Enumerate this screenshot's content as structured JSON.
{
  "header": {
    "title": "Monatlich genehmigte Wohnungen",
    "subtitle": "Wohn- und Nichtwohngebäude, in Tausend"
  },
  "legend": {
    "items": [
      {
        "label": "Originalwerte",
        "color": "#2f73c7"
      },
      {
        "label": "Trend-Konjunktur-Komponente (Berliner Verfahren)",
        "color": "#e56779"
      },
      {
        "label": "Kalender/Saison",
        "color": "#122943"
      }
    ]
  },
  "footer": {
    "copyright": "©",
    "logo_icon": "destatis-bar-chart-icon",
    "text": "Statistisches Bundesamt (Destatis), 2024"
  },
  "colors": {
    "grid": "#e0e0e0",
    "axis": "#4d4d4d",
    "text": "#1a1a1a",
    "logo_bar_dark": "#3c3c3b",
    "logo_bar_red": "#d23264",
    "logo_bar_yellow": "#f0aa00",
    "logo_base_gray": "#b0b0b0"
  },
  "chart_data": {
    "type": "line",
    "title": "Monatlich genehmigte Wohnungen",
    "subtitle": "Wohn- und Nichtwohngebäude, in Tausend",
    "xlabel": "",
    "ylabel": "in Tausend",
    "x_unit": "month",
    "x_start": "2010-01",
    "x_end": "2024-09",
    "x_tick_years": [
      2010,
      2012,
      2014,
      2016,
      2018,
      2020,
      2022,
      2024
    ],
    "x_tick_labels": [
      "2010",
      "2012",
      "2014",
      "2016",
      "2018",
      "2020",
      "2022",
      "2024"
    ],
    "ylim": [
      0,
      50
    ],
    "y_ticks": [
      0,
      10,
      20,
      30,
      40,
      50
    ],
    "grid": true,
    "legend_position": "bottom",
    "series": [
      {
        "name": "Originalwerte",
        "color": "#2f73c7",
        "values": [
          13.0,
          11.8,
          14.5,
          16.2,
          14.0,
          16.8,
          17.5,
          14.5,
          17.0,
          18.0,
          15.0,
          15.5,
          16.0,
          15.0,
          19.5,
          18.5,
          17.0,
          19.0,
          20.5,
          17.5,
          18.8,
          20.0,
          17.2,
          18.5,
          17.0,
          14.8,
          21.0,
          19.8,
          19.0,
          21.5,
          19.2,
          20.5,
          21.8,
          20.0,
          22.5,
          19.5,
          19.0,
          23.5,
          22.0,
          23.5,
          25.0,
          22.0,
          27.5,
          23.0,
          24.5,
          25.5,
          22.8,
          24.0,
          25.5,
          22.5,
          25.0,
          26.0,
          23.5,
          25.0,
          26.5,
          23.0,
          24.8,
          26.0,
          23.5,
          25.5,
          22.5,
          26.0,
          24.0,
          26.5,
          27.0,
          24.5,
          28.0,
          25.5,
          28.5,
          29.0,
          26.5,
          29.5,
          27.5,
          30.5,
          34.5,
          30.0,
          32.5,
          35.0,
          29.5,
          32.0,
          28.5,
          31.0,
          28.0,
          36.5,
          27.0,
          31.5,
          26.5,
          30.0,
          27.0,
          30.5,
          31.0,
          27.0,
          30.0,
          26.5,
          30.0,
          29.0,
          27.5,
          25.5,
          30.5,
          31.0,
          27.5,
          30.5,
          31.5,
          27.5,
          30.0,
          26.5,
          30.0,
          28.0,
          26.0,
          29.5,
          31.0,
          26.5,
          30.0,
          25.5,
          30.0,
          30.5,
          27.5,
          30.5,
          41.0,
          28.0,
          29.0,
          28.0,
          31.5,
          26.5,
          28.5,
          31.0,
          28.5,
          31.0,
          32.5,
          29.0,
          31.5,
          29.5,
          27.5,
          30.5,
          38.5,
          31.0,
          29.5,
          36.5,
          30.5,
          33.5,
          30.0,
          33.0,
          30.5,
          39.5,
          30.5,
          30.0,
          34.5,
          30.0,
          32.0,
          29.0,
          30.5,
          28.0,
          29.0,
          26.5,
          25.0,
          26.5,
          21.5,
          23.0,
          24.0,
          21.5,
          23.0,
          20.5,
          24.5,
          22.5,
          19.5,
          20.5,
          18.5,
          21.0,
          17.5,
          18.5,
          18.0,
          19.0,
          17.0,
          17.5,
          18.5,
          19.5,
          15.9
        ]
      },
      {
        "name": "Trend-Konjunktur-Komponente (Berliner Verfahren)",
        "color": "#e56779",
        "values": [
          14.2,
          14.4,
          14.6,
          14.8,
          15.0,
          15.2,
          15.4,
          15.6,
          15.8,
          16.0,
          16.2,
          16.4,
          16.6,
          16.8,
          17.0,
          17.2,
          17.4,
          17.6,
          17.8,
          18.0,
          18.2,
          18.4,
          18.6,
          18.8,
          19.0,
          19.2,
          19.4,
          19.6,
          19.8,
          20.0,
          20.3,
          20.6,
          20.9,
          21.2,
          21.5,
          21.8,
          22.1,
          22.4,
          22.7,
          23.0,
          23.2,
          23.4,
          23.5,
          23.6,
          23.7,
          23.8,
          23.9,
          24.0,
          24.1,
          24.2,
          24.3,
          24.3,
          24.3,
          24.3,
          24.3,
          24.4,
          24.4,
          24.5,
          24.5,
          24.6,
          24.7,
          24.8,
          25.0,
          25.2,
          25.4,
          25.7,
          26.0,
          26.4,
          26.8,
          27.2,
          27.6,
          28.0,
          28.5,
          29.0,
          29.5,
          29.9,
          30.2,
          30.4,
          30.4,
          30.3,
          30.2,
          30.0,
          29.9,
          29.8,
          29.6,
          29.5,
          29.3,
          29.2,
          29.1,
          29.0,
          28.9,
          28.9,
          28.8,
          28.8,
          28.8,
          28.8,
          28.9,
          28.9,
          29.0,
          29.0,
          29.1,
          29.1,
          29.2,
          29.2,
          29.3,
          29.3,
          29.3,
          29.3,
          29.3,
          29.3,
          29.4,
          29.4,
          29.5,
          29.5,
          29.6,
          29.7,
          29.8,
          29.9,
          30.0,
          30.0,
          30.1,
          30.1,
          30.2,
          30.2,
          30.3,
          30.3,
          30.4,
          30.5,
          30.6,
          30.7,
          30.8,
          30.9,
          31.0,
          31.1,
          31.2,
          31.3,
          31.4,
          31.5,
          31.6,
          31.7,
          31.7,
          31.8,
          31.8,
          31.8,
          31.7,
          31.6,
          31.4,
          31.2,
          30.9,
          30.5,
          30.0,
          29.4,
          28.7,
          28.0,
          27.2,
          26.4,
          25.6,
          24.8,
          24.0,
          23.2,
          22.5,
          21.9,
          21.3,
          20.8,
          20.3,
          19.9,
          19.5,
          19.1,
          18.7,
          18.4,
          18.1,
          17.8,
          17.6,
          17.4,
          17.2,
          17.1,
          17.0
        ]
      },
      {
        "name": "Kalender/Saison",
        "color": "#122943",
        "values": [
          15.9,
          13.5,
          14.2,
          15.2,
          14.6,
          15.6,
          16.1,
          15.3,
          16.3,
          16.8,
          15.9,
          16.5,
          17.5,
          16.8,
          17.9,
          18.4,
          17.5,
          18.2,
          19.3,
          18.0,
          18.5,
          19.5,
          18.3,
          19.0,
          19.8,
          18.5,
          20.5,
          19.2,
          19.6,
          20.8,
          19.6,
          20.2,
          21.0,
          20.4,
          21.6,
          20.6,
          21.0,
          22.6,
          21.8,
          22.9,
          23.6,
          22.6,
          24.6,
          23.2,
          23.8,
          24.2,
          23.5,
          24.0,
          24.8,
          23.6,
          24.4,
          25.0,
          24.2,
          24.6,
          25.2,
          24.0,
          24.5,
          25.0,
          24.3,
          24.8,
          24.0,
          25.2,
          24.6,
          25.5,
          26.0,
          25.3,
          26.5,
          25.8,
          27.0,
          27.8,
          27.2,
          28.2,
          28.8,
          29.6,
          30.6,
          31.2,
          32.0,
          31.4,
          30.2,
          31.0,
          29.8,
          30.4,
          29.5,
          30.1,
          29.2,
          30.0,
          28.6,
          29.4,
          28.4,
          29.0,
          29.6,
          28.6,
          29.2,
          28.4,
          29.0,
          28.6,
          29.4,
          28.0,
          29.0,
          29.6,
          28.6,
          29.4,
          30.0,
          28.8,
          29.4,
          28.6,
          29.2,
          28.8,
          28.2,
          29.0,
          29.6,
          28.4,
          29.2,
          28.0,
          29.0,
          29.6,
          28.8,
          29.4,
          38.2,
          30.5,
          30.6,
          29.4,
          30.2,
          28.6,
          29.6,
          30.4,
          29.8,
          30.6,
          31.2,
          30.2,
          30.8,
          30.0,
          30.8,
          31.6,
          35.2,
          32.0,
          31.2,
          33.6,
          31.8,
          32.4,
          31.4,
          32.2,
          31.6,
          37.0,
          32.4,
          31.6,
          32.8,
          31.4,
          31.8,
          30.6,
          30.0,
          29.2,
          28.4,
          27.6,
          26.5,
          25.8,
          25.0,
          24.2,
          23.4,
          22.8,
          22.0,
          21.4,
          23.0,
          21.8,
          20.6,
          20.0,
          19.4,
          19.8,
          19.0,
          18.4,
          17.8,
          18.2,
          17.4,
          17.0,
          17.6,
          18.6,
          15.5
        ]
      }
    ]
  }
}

▶ **Problem description**: Lines holding the word "name" should be counted across the entries; state only how many there are.

▶ **Finished exercise**: 3